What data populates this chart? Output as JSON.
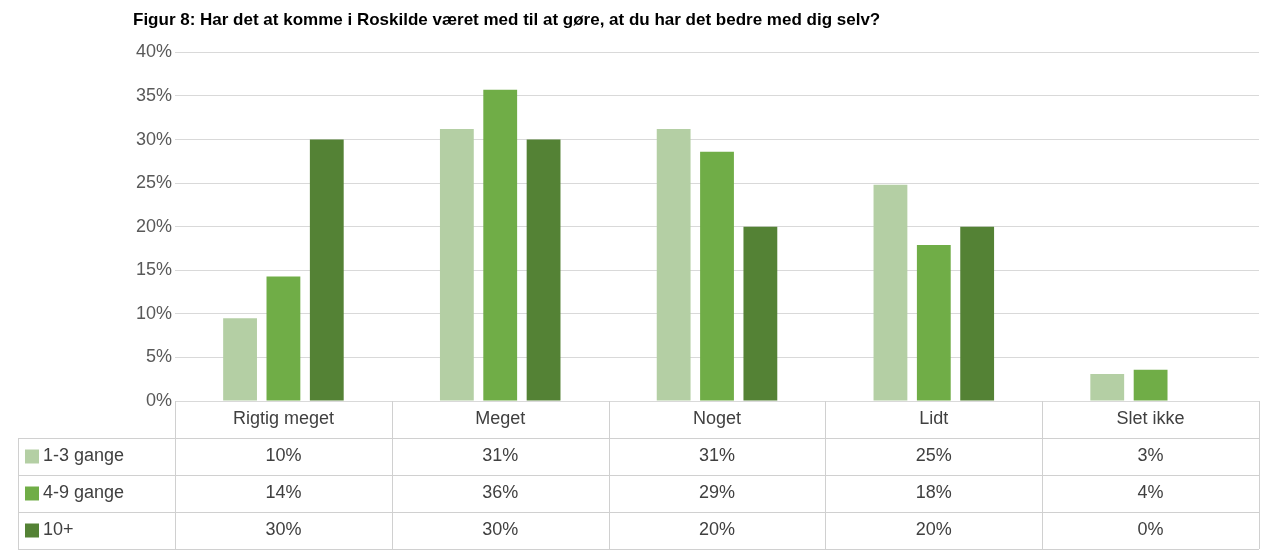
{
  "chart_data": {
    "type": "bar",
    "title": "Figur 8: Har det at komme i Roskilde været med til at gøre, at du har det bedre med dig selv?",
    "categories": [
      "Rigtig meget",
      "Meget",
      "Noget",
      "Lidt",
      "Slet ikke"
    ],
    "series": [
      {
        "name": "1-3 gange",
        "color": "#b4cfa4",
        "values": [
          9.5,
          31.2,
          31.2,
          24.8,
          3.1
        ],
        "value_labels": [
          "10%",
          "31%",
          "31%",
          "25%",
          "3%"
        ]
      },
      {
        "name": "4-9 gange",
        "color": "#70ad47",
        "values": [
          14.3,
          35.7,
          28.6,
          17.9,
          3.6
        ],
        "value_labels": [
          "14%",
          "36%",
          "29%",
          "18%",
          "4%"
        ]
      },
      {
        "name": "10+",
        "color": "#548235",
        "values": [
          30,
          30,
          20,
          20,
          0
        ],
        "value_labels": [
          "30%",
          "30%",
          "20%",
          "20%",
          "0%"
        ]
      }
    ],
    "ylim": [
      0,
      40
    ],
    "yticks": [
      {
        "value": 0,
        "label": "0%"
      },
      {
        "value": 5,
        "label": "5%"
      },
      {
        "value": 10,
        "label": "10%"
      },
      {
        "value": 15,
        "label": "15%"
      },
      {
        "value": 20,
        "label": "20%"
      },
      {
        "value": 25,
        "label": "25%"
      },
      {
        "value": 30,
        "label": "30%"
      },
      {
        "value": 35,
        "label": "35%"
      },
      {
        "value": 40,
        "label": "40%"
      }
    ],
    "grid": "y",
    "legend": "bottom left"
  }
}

--------------------------------------------------

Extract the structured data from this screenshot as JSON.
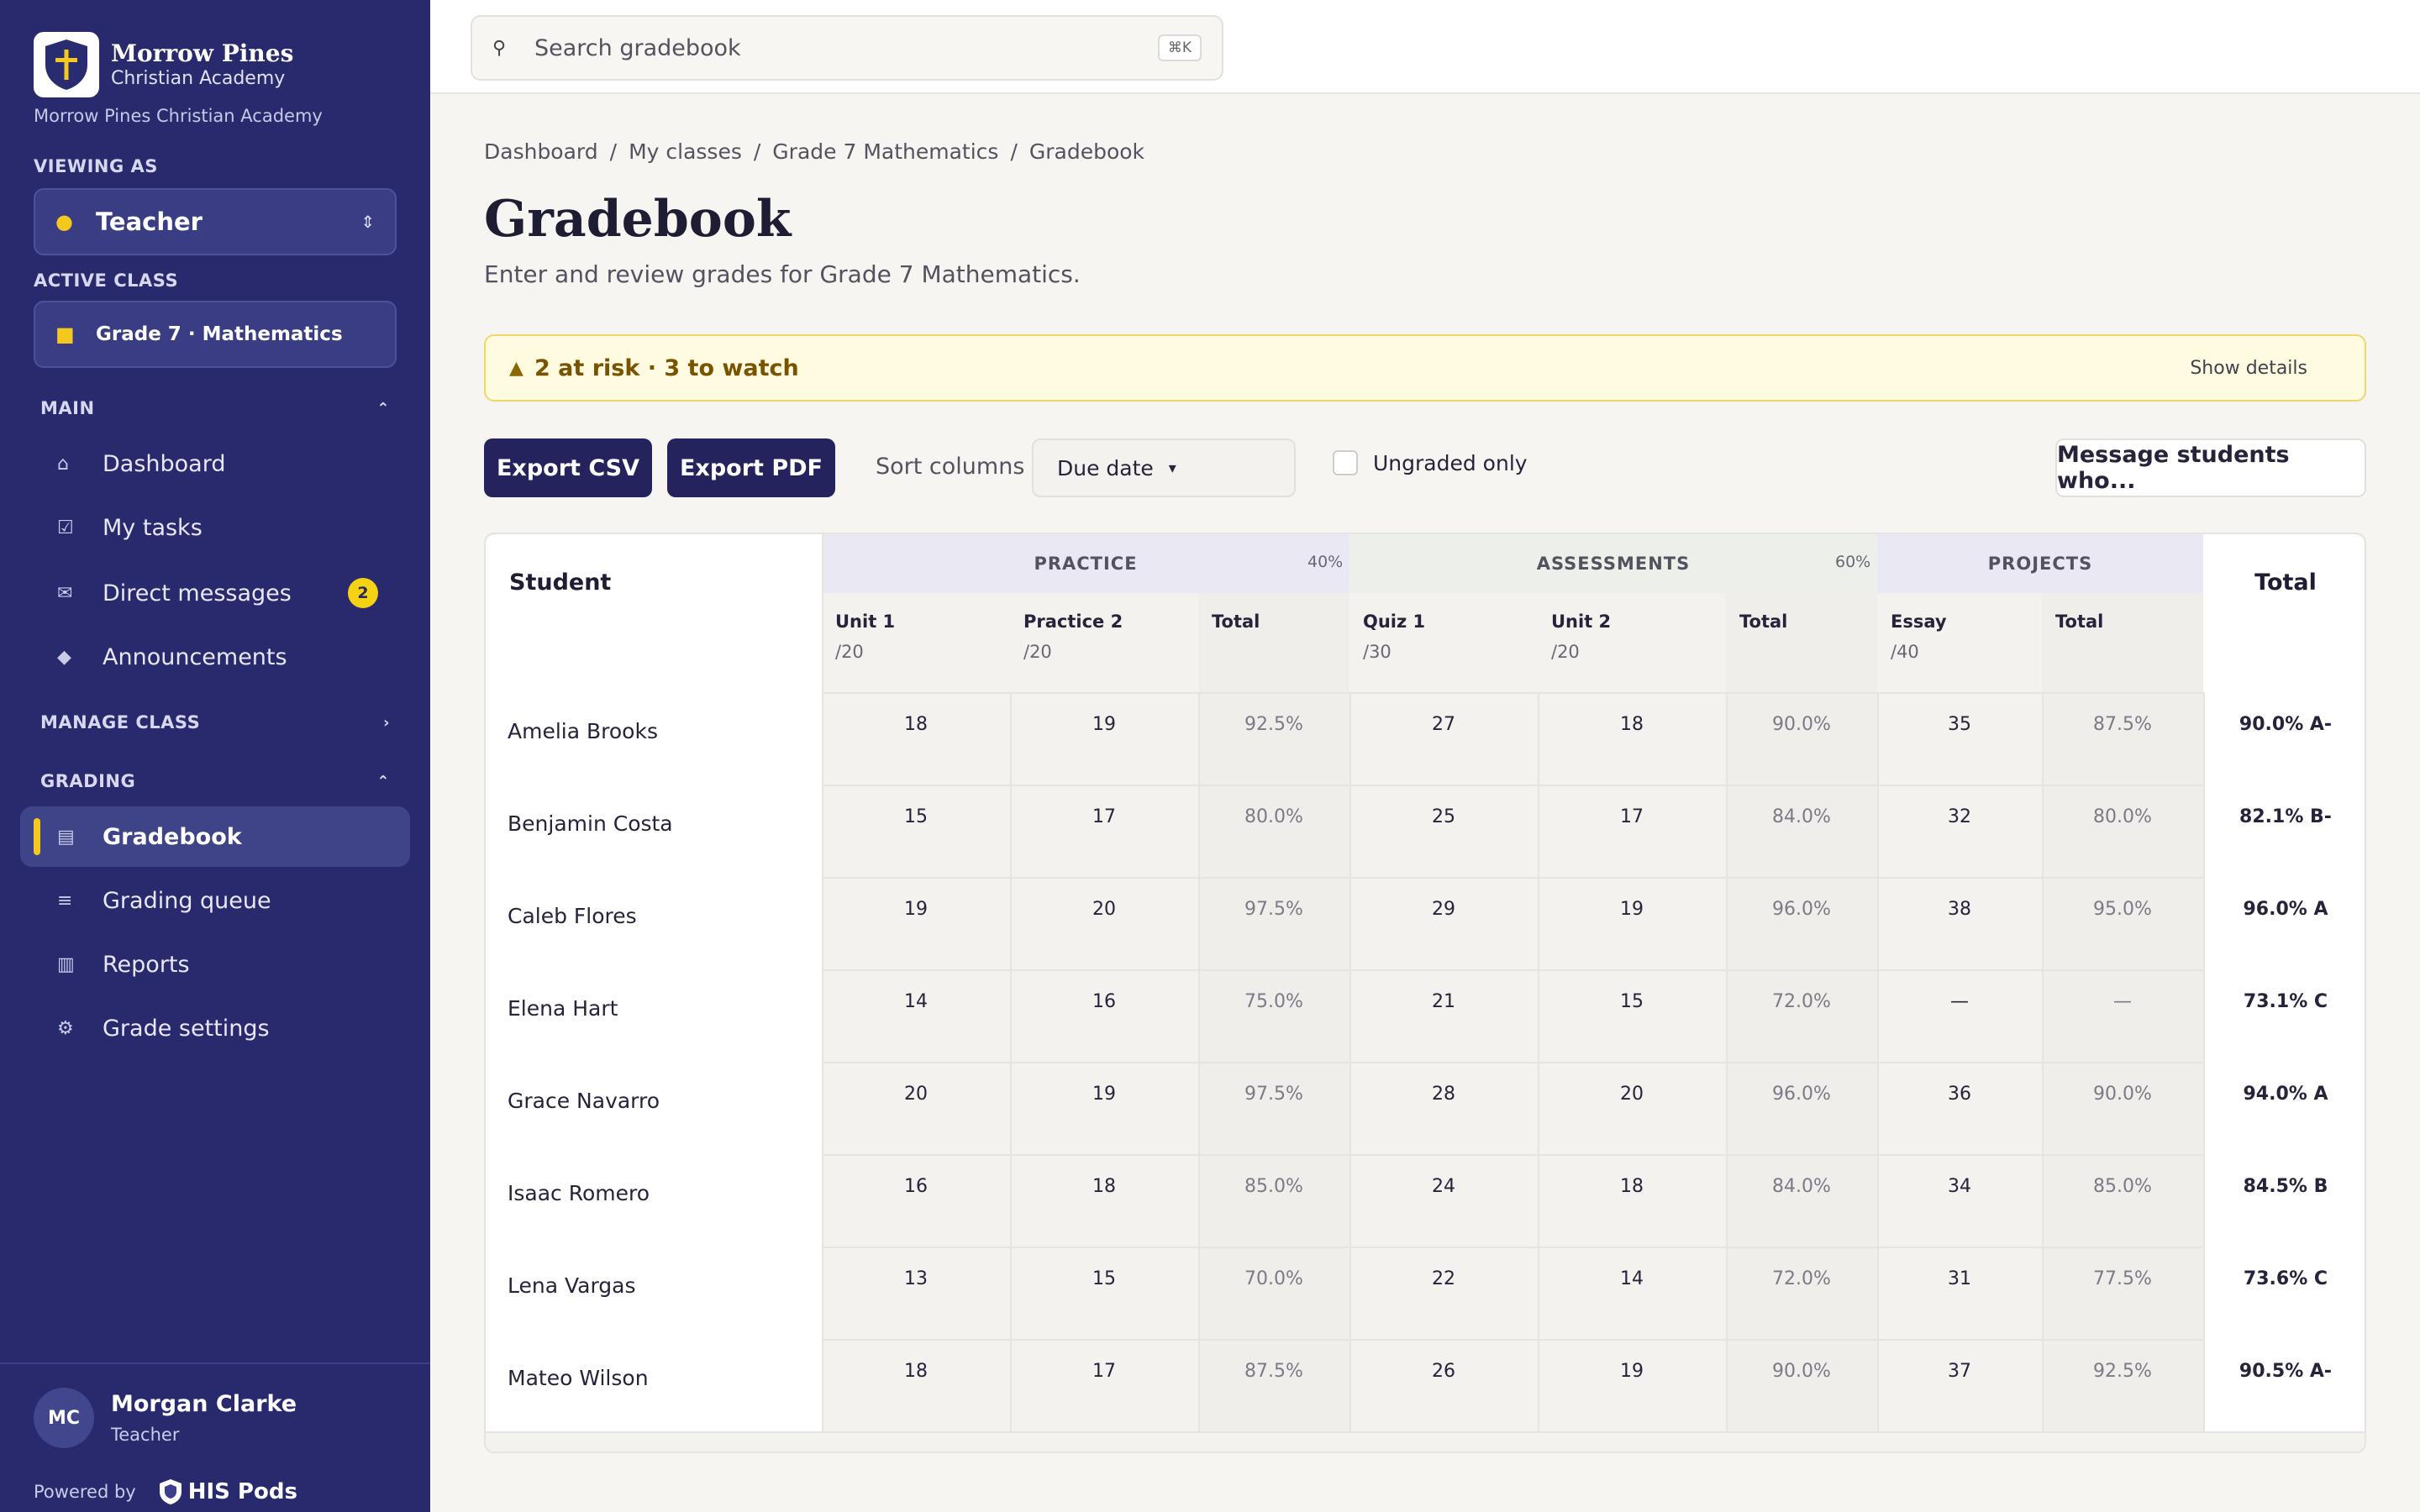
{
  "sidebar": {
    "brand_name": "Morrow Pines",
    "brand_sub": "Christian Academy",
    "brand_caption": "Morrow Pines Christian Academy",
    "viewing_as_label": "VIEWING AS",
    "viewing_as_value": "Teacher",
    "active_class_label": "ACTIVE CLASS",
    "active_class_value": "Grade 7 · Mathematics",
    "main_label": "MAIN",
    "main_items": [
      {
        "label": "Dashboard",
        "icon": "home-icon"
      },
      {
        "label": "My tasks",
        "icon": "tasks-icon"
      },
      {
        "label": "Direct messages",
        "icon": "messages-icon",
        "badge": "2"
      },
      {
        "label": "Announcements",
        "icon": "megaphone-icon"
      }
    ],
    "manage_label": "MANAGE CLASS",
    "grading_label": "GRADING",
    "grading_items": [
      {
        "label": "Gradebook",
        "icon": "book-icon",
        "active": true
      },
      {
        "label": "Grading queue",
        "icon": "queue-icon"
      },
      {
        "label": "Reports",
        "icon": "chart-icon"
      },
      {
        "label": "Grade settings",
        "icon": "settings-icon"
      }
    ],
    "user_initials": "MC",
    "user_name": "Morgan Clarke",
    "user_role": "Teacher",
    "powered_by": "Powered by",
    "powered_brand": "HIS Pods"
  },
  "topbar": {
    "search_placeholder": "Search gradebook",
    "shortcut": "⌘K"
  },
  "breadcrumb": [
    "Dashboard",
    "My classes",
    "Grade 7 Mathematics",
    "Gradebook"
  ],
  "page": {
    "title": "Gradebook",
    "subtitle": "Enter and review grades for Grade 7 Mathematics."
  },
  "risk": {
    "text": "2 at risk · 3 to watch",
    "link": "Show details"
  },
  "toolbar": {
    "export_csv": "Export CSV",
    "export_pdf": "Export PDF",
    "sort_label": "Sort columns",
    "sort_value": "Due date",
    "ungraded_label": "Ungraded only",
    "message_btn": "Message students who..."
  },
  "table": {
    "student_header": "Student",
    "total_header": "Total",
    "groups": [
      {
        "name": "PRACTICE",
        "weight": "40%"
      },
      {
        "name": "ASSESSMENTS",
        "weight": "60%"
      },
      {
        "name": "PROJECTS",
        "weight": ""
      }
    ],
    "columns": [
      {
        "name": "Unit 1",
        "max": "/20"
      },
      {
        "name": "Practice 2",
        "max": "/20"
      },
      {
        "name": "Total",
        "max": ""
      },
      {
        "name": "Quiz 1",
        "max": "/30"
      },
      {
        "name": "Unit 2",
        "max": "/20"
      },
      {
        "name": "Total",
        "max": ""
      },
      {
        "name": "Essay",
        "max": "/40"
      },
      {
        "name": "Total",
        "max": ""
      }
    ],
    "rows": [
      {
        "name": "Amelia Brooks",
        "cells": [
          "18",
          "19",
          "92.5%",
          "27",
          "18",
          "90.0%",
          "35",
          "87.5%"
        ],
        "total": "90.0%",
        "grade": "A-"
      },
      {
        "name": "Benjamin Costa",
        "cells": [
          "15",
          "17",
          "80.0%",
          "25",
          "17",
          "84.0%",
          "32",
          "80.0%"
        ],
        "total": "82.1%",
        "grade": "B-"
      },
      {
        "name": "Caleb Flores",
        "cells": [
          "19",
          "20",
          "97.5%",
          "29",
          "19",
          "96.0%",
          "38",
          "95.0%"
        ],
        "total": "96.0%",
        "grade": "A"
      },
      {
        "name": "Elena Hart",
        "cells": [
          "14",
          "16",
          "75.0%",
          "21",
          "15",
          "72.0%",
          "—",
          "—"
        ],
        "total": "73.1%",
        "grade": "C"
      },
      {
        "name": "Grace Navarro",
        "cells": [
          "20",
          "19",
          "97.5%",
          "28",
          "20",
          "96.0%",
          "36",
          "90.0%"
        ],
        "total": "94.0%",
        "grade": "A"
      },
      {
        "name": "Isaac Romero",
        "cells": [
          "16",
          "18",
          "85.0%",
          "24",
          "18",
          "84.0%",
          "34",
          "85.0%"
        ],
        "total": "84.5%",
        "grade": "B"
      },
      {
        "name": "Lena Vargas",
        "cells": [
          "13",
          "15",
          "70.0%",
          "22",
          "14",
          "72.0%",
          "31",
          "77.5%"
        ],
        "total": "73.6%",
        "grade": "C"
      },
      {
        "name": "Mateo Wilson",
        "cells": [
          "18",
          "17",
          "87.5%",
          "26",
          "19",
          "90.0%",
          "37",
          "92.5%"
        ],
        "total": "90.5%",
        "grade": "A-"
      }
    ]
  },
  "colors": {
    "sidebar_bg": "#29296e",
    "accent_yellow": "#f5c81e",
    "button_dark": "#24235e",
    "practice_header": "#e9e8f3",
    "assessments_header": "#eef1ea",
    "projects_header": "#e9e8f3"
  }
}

--------------------------------------------------

What needs to be done
Gather up the lines containing the word "icon" from these records and copy them.

Solved problem
        "icon": "home-icon"
        "icon": "tasks-icon"
        "icon": "messages-icon",
        "icon": "megaphone-icon"
        "icon": "book-icon",
        "icon": "queue-icon"
        "icon": "chart-icon"
        "icon": "settings-icon"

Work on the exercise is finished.